Aim: Your task is to give the data again, exactly, with every line intact.

Exercise materials:
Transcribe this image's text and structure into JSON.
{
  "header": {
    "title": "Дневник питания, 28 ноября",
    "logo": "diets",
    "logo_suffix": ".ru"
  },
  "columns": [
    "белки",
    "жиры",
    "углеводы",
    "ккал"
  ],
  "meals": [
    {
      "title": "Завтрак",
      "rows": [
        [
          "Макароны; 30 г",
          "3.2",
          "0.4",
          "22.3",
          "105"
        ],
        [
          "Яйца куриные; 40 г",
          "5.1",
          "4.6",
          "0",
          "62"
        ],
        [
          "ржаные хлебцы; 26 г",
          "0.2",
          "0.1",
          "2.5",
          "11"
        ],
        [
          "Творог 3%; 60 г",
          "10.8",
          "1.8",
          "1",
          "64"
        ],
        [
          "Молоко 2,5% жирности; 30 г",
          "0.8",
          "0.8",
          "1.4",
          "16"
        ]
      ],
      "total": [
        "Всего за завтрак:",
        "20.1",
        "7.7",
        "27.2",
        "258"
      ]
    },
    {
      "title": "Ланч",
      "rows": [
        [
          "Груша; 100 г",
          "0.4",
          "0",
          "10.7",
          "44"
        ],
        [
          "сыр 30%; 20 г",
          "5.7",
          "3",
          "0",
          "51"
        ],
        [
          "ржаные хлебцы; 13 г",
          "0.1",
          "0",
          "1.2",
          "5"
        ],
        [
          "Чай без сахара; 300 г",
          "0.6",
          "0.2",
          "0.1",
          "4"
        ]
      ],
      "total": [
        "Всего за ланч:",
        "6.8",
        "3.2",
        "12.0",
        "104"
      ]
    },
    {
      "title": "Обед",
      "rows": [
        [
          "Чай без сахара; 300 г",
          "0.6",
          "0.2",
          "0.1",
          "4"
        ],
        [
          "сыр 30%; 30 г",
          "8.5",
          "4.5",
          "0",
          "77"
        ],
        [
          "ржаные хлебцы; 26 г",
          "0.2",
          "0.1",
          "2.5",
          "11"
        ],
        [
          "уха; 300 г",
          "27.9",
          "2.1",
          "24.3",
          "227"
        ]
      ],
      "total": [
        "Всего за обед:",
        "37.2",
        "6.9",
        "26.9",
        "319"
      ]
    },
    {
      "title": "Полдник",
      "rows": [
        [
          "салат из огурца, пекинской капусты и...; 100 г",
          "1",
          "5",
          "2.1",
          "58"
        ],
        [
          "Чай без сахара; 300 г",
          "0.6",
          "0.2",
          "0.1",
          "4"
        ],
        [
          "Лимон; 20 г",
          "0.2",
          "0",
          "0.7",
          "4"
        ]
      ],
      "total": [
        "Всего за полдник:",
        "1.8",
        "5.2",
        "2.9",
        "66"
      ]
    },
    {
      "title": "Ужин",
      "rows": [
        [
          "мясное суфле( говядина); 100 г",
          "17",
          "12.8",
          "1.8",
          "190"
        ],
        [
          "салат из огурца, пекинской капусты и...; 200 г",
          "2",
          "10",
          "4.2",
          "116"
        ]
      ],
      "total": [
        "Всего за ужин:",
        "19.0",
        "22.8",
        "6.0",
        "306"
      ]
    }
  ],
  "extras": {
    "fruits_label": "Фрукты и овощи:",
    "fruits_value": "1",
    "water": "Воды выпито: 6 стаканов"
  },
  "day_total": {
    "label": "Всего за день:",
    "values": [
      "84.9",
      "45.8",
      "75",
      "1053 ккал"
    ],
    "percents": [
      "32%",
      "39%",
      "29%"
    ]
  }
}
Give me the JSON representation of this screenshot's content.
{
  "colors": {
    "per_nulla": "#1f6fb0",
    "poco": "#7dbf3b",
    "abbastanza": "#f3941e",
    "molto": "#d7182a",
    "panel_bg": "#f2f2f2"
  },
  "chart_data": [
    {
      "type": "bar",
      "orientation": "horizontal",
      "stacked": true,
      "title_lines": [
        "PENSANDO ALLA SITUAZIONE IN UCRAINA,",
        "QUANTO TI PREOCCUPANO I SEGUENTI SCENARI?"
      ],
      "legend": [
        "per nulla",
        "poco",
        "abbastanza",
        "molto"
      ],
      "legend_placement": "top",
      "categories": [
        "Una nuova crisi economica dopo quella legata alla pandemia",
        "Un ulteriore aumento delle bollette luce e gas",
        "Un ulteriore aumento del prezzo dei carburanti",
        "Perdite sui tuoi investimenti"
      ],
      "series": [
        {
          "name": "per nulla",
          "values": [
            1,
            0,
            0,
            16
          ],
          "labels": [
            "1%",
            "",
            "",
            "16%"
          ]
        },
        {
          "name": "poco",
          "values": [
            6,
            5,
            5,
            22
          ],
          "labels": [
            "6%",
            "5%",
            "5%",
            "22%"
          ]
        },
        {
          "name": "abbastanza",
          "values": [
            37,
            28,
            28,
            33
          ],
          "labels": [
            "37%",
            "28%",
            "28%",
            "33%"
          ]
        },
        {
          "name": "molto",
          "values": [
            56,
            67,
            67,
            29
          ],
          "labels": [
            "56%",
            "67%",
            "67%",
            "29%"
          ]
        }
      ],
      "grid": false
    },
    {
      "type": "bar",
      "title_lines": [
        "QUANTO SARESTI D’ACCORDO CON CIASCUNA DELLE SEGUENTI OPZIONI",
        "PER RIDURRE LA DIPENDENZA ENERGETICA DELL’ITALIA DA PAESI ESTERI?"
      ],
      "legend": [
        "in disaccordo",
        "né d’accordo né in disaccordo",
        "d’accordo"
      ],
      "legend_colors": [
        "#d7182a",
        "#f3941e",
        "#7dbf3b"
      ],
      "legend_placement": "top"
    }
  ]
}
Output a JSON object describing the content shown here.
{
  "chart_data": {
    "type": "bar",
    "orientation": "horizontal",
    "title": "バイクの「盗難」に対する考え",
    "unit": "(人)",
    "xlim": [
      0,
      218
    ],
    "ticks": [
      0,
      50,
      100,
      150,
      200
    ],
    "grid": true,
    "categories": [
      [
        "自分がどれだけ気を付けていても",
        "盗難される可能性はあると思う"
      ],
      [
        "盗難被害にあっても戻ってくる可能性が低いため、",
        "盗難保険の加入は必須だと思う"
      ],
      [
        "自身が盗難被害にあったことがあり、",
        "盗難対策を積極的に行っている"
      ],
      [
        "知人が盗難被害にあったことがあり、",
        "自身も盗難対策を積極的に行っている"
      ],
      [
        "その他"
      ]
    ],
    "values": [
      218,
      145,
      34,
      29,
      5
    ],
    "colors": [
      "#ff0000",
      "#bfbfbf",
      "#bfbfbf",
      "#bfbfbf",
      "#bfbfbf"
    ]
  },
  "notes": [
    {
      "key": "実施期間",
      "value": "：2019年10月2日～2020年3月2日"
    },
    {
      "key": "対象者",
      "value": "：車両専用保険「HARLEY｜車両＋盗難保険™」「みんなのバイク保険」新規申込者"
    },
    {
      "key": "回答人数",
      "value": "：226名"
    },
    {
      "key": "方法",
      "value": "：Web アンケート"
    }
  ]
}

Exercise output:
Transcribe this image's text and structure into JSON.
{
  "header": {
    "title": "Дневник питания, 28 ноября",
    "logo": "diets",
    "logo_suffix": ".ru"
  },
  "columns": [
    "белки",
    "жиры",
    "углеводы",
    "ккал"
  ],
  "meals": [
    {
      "title": "Завтрак",
      "rows": [
        [
          "Макароны; 30 г",
          "3.2",
          "0.4",
          "22.3",
          "105"
        ],
        [
          "Яйца куриные; 40 г",
          "5.1",
          "4.6",
          "0",
          "62"
        ],
        [
          "ржаные хлебцы; 26 г",
          "0.2",
          "0.1",
          "2.5",
          "11"
        ],
        [
          "Творог 3%; 60 г",
          "10.8",
          "1.8",
          "1",
          "64"
        ],
        [
          "Молоко 2,5% жирности; 30 г",
          "0.8",
          "0.8",
          "1.4",
          "16"
        ]
      ],
      "total": [
        "Всего за завтрак:",
        "20.1",
        "7.7",
        "27.2",
        "258"
      ]
    },
    {
      "title": "Ланч",
      "rows": [
        [
          "Груша; 100 г",
          "0.4",
          "0",
          "10.7",
          "44"
        ],
        [
          "сыр 30%; 20 г",
          "5.7",
          "3",
          "0",
          "51"
        ],
        [
          "ржаные хлебцы; 13 г",
          "0.1",
          "0",
          "1.2",
          "5"
        ],
        [
          "Чай без сахара; 300 г",
          "0.6",
          "0.2",
          "0.1",
          "4"
        ]
      ],
      "total": [
        "Всего за ланч:",
        "6.8",
        "3.2",
        "12.0",
        "104"
      ]
    },
    {
      "title": "Обед",
      "rows": [
        [
          "Чай без сахара; 300 г",
          "0.6",
          "0.2",
          "0.1",
          "4"
        ],
        [
          "сыр 30%; 30 г",
          "8.5",
          "4.5",
          "0",
          "77"
        ],
        [
          "ржаные хлебцы; 26 г",
          "0.2",
          "0.1",
          "2.5",
          "11"
        ],
        [
          "уха; 300 г",
          "27.9",
          "2.1",
          "24.3",
          "227"
        ]
      ],
      "total": [
        "Всего за обед:",
        "37.2",
        "6.9",
        "26.9",
        "319"
      ]
    },
    {
      "title": "Полдник",
      "rows": [
        [
          "салат из огурца, пекинской капусты и...; 100 г",
          "1",
          "5",
          "2.1",
          "58"
        ],
        [
          "Чай без сахара; 300 г",
          "0.6",
          "0.2",
          "0.1",
          "4"
        ],
        [
          "Лимон; 20 г",
          "0.2",
          "0",
          "0.7",
          "4"
        ]
      ],
      "total": [
        "Всего за полдник:",
        "1.8",
        "5.2",
        "2.9",
        "66"
      ]
    },
    {
      "title": "Ужин",
      "rows": [
        [
          "мясное суфле( говядина); 100 г",
          "17",
          "12.8",
          "1.8",
          "190"
        ],
        [
          "салат из огурца, пекинской капусты и...; 200 г",
          "2",
          "10",
          "4.2",
          "116"
        ]
      ],
      "total": [
        "Всего за ужин:",
        "19.0",
        "22.8",
        "6.0",
        "306"
      ]
    }
  ],
  "extras": {
    "fruits_label": "Фрукты и овощи:",
    "fruits_value": "1",
    "water": "Воды выпито: 6 стаканов"
  },
  "day_total": {
    "label": "Всего за день:",
    "values": [
      "84.9",
      "45.8",
      "75",
      "1053 ккал"
    ],
    "percents": [
      "32%",
      "39%",
      "29%"
    ]
  }
}
Give me the JSON representation of this screenshot's content.
{
  "colors": {
    "per_nulla": "#1f6fb0",
    "poco": "#7dbf3b",
    "abbastanza": "#f3941e",
    "molto": "#d7182a",
    "panel_bg": "#f2f2f2"
  },
  "chart_data": [
    {
      "type": "bar",
      "orientation": "horizontal",
      "stacked": true,
      "title_lines": [
        "PENSANDO ALLA SITUAZIONE IN UCRAINA,",
        "QUANTO TI PREOCCUPANO I SEGUENTI SCENARI?"
      ],
      "legend": [
        "per nulla",
        "poco",
        "abbastanza",
        "molto"
      ],
      "legend_placement": "top",
      "categories": [
        "Una nuova crisi economica dopo quella legata alla pandemia",
        "Un ulteriore aumento delle bollette luce e gas",
        "Un ulteriore aumento del prezzo dei carburanti",
        "Perdite sui tuoi investimenti"
      ],
      "series": [
        {
          "name": "per nulla",
          "values": [
            1,
            0,
            0,
            16
          ],
          "labels": [
            "1%",
            "",
            "",
            "16%"
          ]
        },
        {
          "name": "poco",
          "values": [
            6,
            5,
            5,
            22
          ],
          "labels": [
            "6%",
            "5%",
            "5%",
            "22%"
          ]
        },
        {
          "name": "abbastanza",
          "values": [
            37,
            28,
            28,
            33
          ],
          "labels": [
            "37%",
            "28%",
            "28%",
            "33%"
          ]
        },
        {
          "name": "molto",
          "values": [
            56,
            67,
            67,
            29
          ],
          "labels": [
            "56%",
            "67%",
            "67%",
            "29%"
          ]
        }
      ],
      "grid": false
    },
    {
      "type": "bar",
      "title_lines": [
        "QUANTO SARESTI D’ACCORDO CON CIASCUNA DELLE SEGUENTI OPZIONI",
        "PER RIDURRE LA DIPENDENZA ENERGETICA DELL’ITALIA DA PAESI ESTERI?"
      ],
      "legend": [
        "in disaccordo",
        "né d’accordo né in disaccordo",
        "d’accordo"
      ],
      "legend_colors": [
        "#d7182a",
        "#f3941e",
        "#7dbf3b"
      ],
      "legend_placement": "top"
    }
  ]
}
Output a JSON object describing the content shown here.
{
  "chart_data": {
    "type": "bar",
    "orientation": "horizontal",
    "title": "バイクの「盗難」に対する考え",
    "unit": "(人)",
    "xlim": [
      0,
      218
    ],
    "ticks": [
      0,
      50,
      100,
      150,
      200
    ],
    "grid": true,
    "categories": [
      [
        "自分がどれだけ気を付けていても",
        "盗難される可能性はあると思う"
      ],
      [
        "盗難被害にあっても戻ってくる可能性が低いため、",
        "盗難保険の加入は必須だと思う"
      ],
      [
        "自身が盗難被害にあったことがあり、",
        "盗難対策を積極的に行っている"
      ],
      [
        "知人が盗難被害にあったことがあり、",
        "自身も盗難対策を積極的に行っている"
      ],
      [
        "その他"
      ]
    ],
    "values": [
      218,
      145,
      34,
      29,
      5
    ],
    "colors": [
      "#ff0000",
      "#bfbfbf",
      "#bfbfbf",
      "#bfbfbf",
      "#bfbfbf"
    ]
  },
  "notes": [
    {
      "key": "実施期間",
      "value": "：2019年10月2日～2020年3月2日"
    },
    {
      "key": "対象者",
      "value": "：車両専用保険「HARLEY｜車両＋盗難保険™」「みんなのバイク保険」新規申込者"
    },
    {
      "key": "回答人数",
      "value": "：226名"
    },
    {
      "key": "方法",
      "value": "：Web アンケート"
    }
  ]
}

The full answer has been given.